## Data for this task
^^^^^^^^^^^^^^^^
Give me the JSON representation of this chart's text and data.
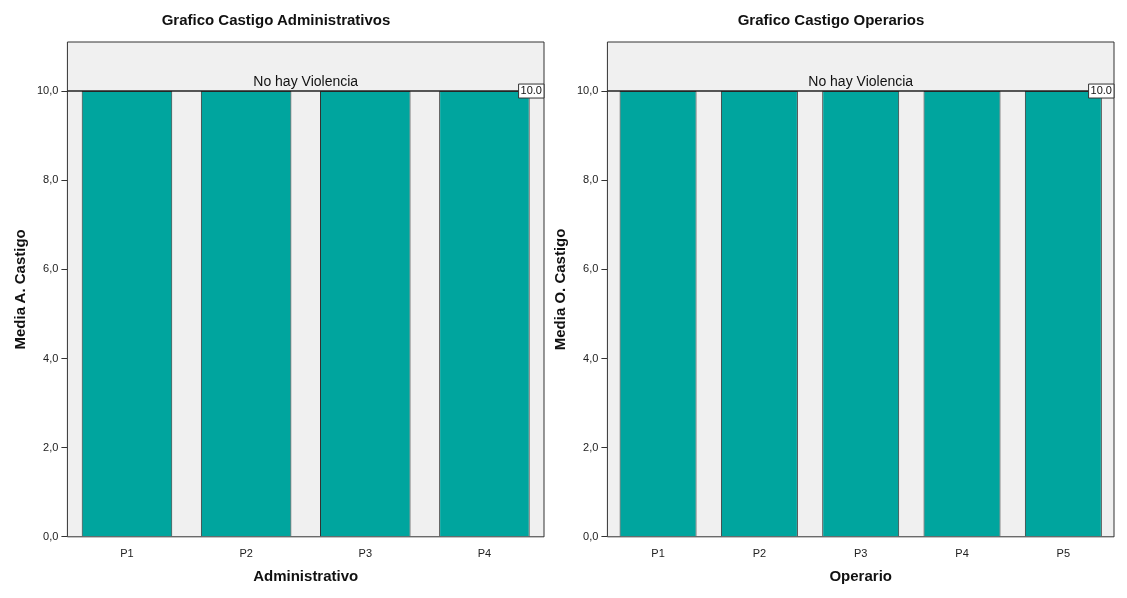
{
  "chart_data": [
    {
      "type": "bar",
      "title": "Grafico Castigo Administrativos",
      "xlabel": "Administrativo",
      "ylabel": "Media A. Castigo",
      "categories": [
        "P1",
        "P2",
        "P3",
        "P4"
      ],
      "values": [
        10,
        10,
        10,
        10
      ],
      "color": "#00a59e",
      "ylim": [
        0,
        11.1
      ],
      "yticks": [
        {
          "value": 0,
          "label": "0,0"
        },
        {
          "value": 2,
          "label": "2,0"
        },
        {
          "value": 4,
          "label": "4,0"
        },
        {
          "value": 6,
          "label": "6,0"
        },
        {
          "value": 8,
          "label": "8,0"
        },
        {
          "value": 10,
          "label": "10,0"
        }
      ],
      "grid": false,
      "legend": false,
      "ref_lines": [
        {
          "axis": "y",
          "value": 10,
          "label": "No hay Violencia"
        }
      ],
      "annotations": [
        {
          "text": "10.0",
          "y": 10
        }
      ]
    },
    {
      "type": "bar",
      "title": "Grafico Castigo Operarios",
      "xlabel": "Operario",
      "ylabel": "Media O. Castigo",
      "categories": [
        "P1",
        "P2",
        "P3",
        "P4",
        "P5"
      ],
      "values": [
        10,
        10,
        10,
        10,
        10
      ],
      "color": "#00a59e",
      "ylim": [
        0,
        11.1
      ],
      "yticks": [
        {
          "value": 0,
          "label": "0,0"
        },
        {
          "value": 2,
          "label": "2,0"
        },
        {
          "value": 4,
          "label": "4,0"
        },
        {
          "value": 6,
          "label": "6,0"
        },
        {
          "value": 8,
          "label": "8,0"
        },
        {
          "value": 10,
          "label": "10,0"
        }
      ],
      "grid": false,
      "legend": false,
      "ref_lines": [
        {
          "axis": "y",
          "value": 10,
          "label": "No hay Violencia"
        }
      ],
      "annotations": [
        {
          "text": "10.0",
          "y": 10
        }
      ]
    }
  ]
}
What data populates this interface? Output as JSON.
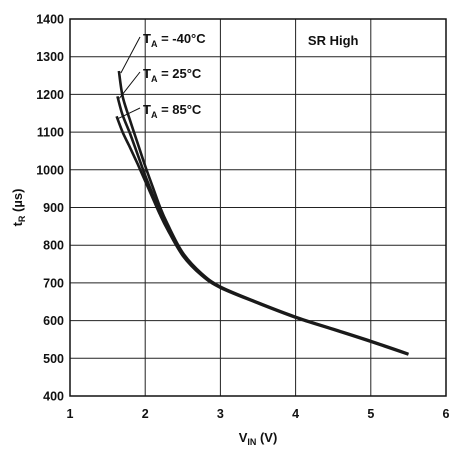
{
  "chart_data": {
    "type": "line",
    "x": {
      "min": 1,
      "max": 6,
      "ticks": [
        1,
        2,
        3,
        4,
        5,
        6
      ],
      "label_main": "V",
      "label_sub": "IN",
      "label_unit": " (V)"
    },
    "y": {
      "min": 400,
      "max": 1400,
      "ticks": [
        400,
        500,
        600,
        700,
        800,
        900,
        1000,
        1100,
        1200,
        1300,
        1400
      ],
      "label_main": "t",
      "label_sub": "R",
      "label_unit": " (µs)"
    },
    "grid": true,
    "annotation": "SR High",
    "series": [
      {
        "name": "T_A = -40°C",
        "label_main": "T",
        "label_sub": "A",
        "label_rest": " = -40°C",
        "x": [
          1.65,
          1.7,
          1.8,
          1.9,
          2.0,
          2.1,
          2.2,
          2.3,
          2.5,
          2.75,
          3.0,
          3.5,
          4.0,
          4.5,
          5.0,
          5.5
        ],
        "y": [
          1262,
          1195,
          1130,
          1070,
          1010,
          955,
          900,
          855,
          780,
          725,
          690,
          648,
          610,
          578,
          546,
          512
        ]
      },
      {
        "name": "T_A = 25°C",
        "label_main": "T",
        "label_sub": "A",
        "label_rest": " = 25°C",
        "x": [
          1.63,
          1.7,
          1.8,
          1.9,
          2.0,
          2.1,
          2.2,
          2.3,
          2.5,
          2.75,
          3.0,
          3.5,
          4.0,
          4.5,
          5.0,
          5.5
        ],
        "y": [
          1195,
          1145,
          1095,
          1040,
          985,
          935,
          885,
          845,
          775,
          722,
          688,
          647,
          609,
          577,
          545,
          511
        ]
      },
      {
        "name": "T_A = 85°C",
        "label_main": "T",
        "label_sub": "A",
        "label_rest": " = 85°C",
        "x": [
          1.62,
          1.7,
          1.8,
          1.9,
          2.0,
          2.1,
          2.2,
          2.3,
          2.5,
          2.75,
          3.0,
          3.5,
          4.0,
          4.5,
          5.0,
          5.5
        ],
        "y": [
          1142,
          1100,
          1058,
          1015,
          970,
          925,
          880,
          840,
          772,
          720,
          687,
          646,
          608,
          576,
          544,
          510
        ]
      }
    ]
  }
}
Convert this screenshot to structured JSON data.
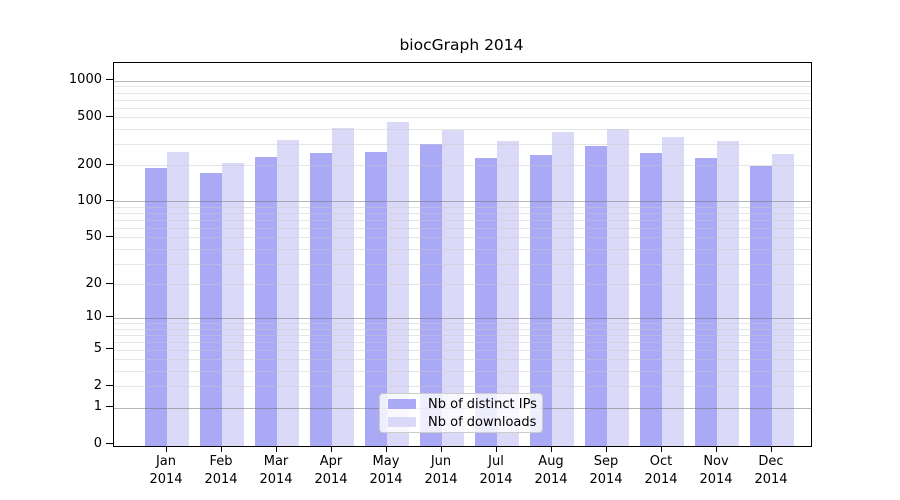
{
  "chart_data": {
    "type": "bar",
    "title": "biocGraph 2014",
    "categories": [
      "Jan",
      "Feb",
      "Mar",
      "Apr",
      "May",
      "Jun",
      "Jul",
      "Aug",
      "Sep",
      "Oct",
      "Nov",
      "Dec"
    ],
    "category_year": "2014",
    "series": [
      {
        "name": "Nb of distinct IPs",
        "color": "#a9a9f6",
        "values": [
          190,
          173,
          235,
          253,
          258,
          300,
          230,
          245,
          290,
          253,
          230,
          198
        ]
      },
      {
        "name": "Nb of downloads",
        "color": "#dadaf8",
        "values": [
          258,
          210,
          325,
          405,
          458,
          393,
          317,
          378,
          400,
          344,
          320,
          249
        ]
      }
    ],
    "xlabel": "",
    "ylabel": "",
    "yscale": "log1p",
    "ylim": [
      0,
      1400
    ],
    "yticks": [
      0,
      1,
      2,
      5,
      10,
      20,
      50,
      100,
      200,
      500,
      1000
    ],
    "grid": {
      "on": true,
      "drawn_over_bars": true,
      "major_values": [
        1,
        10,
        100,
        1000
      ],
      "minor_values": [
        2,
        3,
        4,
        5,
        6,
        7,
        8,
        9,
        20,
        30,
        40,
        50,
        60,
        70,
        80,
        90,
        200,
        300,
        400,
        500,
        600,
        700,
        800,
        900
      ]
    },
    "legend_position": "lower center",
    "colors": {
      "axis": "#000000",
      "grid_major": "#6e6e6e",
      "grid_minor": "#c8c8c8",
      "background": "#ffffff"
    }
  }
}
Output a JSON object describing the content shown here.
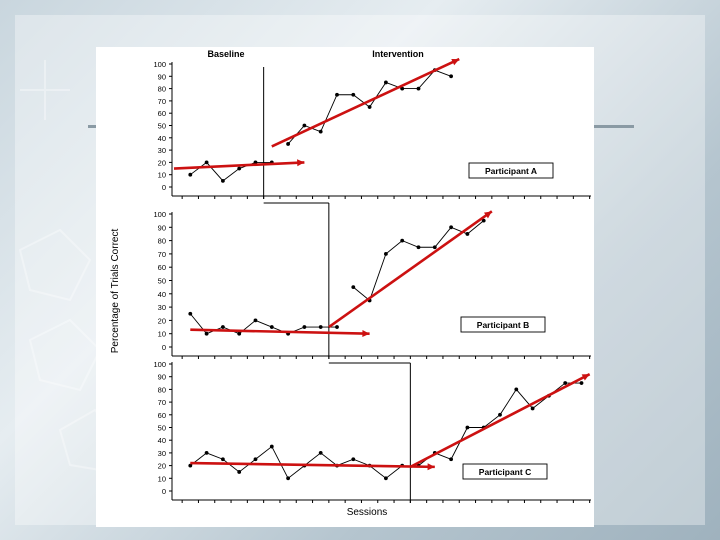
{
  "chart_data": {
    "type": "line",
    "title": "",
    "phase_labels": [
      "Baseline",
      "Intervention"
    ],
    "xlabel": "Sessions",
    "ylabel": "Percentage of Trials Correct",
    "ylim": [
      0,
      100
    ],
    "yticks": [
      0,
      10,
      20,
      30,
      40,
      50,
      60,
      70,
      80,
      90,
      100
    ],
    "sessions": 25,
    "panels": [
      {
        "label": "Participant A",
        "phase_change_after": 5.5,
        "baseline": {
          "x": [
            1,
            2,
            3,
            4,
            5,
            6
          ],
          "y": [
            10,
            20,
            5,
            15,
            20,
            20
          ]
        },
        "intervention": {
          "x": [
            7,
            8,
            9,
            10,
            11,
            12,
            13,
            14,
            15,
            16,
            17
          ],
          "y": [
            35,
            50,
            45,
            75,
            75,
            65,
            85,
            80,
            80,
            95,
            90
          ]
        },
        "trend_baseline": {
          "x": [
            0,
            8
          ],
          "y": [
            15,
            20
          ]
        },
        "trend_intervention": {
          "x": [
            6,
            17.5
          ],
          "y": [
            33,
            104
          ]
        }
      },
      {
        "label": "Participant B",
        "phase_change_after": 9.5,
        "baseline": {
          "x": [
            1,
            2,
            3,
            4,
            5,
            6,
            7,
            8,
            9,
            10
          ],
          "y": [
            25,
            10,
            15,
            10,
            20,
            15,
            10,
            15,
            15,
            15
          ]
        },
        "intervention": {
          "x": [
            11,
            12,
            13,
            14,
            15,
            16,
            17,
            18,
            19
          ],
          "y": [
            45,
            35,
            70,
            80,
            75,
            75,
            90,
            85,
            95
          ]
        },
        "trend_baseline": {
          "x": [
            1,
            12
          ],
          "y": [
            13,
            10
          ]
        },
        "trend_intervention": {
          "x": [
            9.5,
            19.5
          ],
          "y": [
            15,
            102
          ]
        }
      },
      {
        "label": "Participant C",
        "phase_change_after": 14.5,
        "baseline": {
          "x": [
            1,
            2,
            3,
            4,
            5,
            6,
            7,
            8,
            9,
            10,
            11,
            12,
            13,
            14
          ],
          "y": [
            20,
            30,
            25,
            15,
            25,
            35,
            10,
            20,
            30,
            20,
            25,
            20,
            10,
            20
          ]
        },
        "intervention": {
          "x": [
            15,
            16,
            17,
            18,
            19,
            20,
            21,
            22,
            23,
            24,
            25
          ],
          "y": [
            20,
            30,
            25,
            50,
            50,
            60,
            80,
            65,
            75,
            85,
            85
          ]
        },
        "trend_baseline": {
          "x": [
            1,
            16
          ],
          "y": [
            22,
            19
          ]
        },
        "trend_intervention": {
          "x": [
            14.5,
            25.5
          ],
          "y": [
            19,
            92
          ]
        }
      }
    ]
  }
}
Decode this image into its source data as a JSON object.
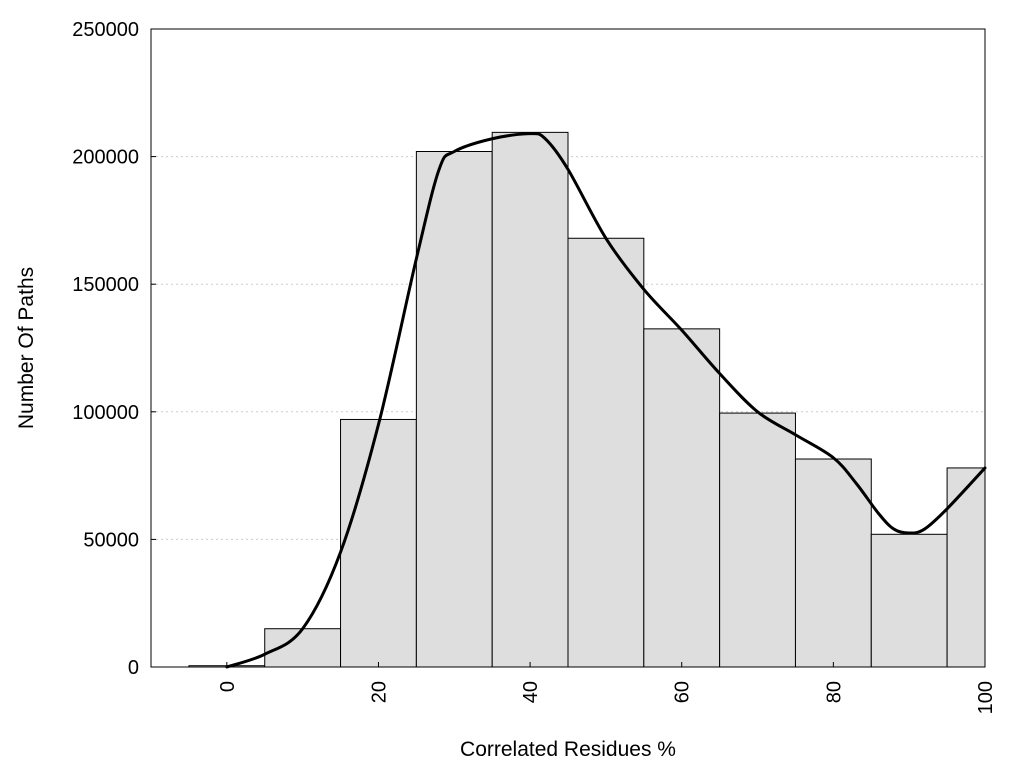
{
  "chart_data": {
    "type": "bar",
    "xlabel": "Correlated Residues %",
    "ylabel": "Number Of Paths",
    "xlim": [
      -10,
      100
    ],
    "ylim": [
      0,
      250000
    ],
    "x_ticks": [
      "0",
      "20",
      "40",
      "60",
      "80",
      "100"
    ],
    "y_ticks": [
      "0",
      "50000",
      "100000",
      "150000",
      "200000",
      "250000"
    ],
    "grid": "horizontal dotted",
    "bars": {
      "centers": [
        0,
        10,
        20,
        30,
        40,
        50,
        60,
        70,
        80,
        90,
        100
      ],
      "width": 10,
      "values": [
        500,
        15000,
        97000,
        202000,
        209500,
        168000,
        132500,
        99500,
        81500,
        52000,
        78000
      ]
    },
    "curve": {
      "x": [
        0,
        5,
        10,
        15,
        20,
        25,
        28,
        30,
        35,
        40,
        42,
        45,
        50,
        55,
        60,
        65,
        70,
        75,
        80,
        83,
        86,
        88,
        90,
        92,
        95,
        100
      ],
      "y": [
        0,
        5000,
        15000,
        45000,
        95000,
        160000,
        195000,
        202000,
        207000,
        209000,
        207000,
        195000,
        168000,
        148000,
        132000,
        115000,
        100000,
        91000,
        82000,
        72000,
        60000,
        54000,
        52500,
        54000,
        62000,
        78000
      ]
    },
    "colors": {
      "bar_fill": "#dedede",
      "bar_stroke": "#000000",
      "curve": "#000000",
      "grid": "#cccccc"
    }
  }
}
^^^^^^^^^^^^^^^^
## Prompt
In the records above, find the line with "Decode this image" and copy from it through the last line exactly, without the pictures.

## Answer to the task
Decode this image into its source data as a JSON object.
{
  "chart_data": {
    "type": "bar",
    "xlabel": "Correlated Residues %",
    "ylabel": "Number Of Paths",
    "xlim": [
      -10,
      100
    ],
    "ylim": [
      0,
      250000
    ],
    "x_ticks": [
      "0",
      "20",
      "40",
      "60",
      "80",
      "100"
    ],
    "y_ticks": [
      "0",
      "50000",
      "100000",
      "150000",
      "200000",
      "250000"
    ],
    "grid": "horizontal dotted",
    "bars": {
      "centers": [
        0,
        10,
        20,
        30,
        40,
        50,
        60,
        70,
        80,
        90,
        100
      ],
      "width": 10,
      "values": [
        500,
        15000,
        97000,
        202000,
        209500,
        168000,
        132500,
        99500,
        81500,
        52000,
        78000
      ]
    },
    "curve": {
      "x": [
        0,
        5,
        10,
        15,
        20,
        25,
        28,
        30,
        35,
        40,
        42,
        45,
        50,
        55,
        60,
        65,
        70,
        75,
        80,
        83,
        86,
        88,
        90,
        92,
        95,
        100
      ],
      "y": [
        0,
        5000,
        15000,
        45000,
        95000,
        160000,
        195000,
        202000,
        207000,
        209000,
        207000,
        195000,
        168000,
        148000,
        132000,
        115000,
        100000,
        91000,
        82000,
        72000,
        60000,
        54000,
        52500,
        54000,
        62000,
        78000
      ]
    },
    "colors": {
      "bar_fill": "#dedede",
      "bar_stroke": "#000000",
      "curve": "#000000",
      "grid": "#cccccc"
    }
  }
}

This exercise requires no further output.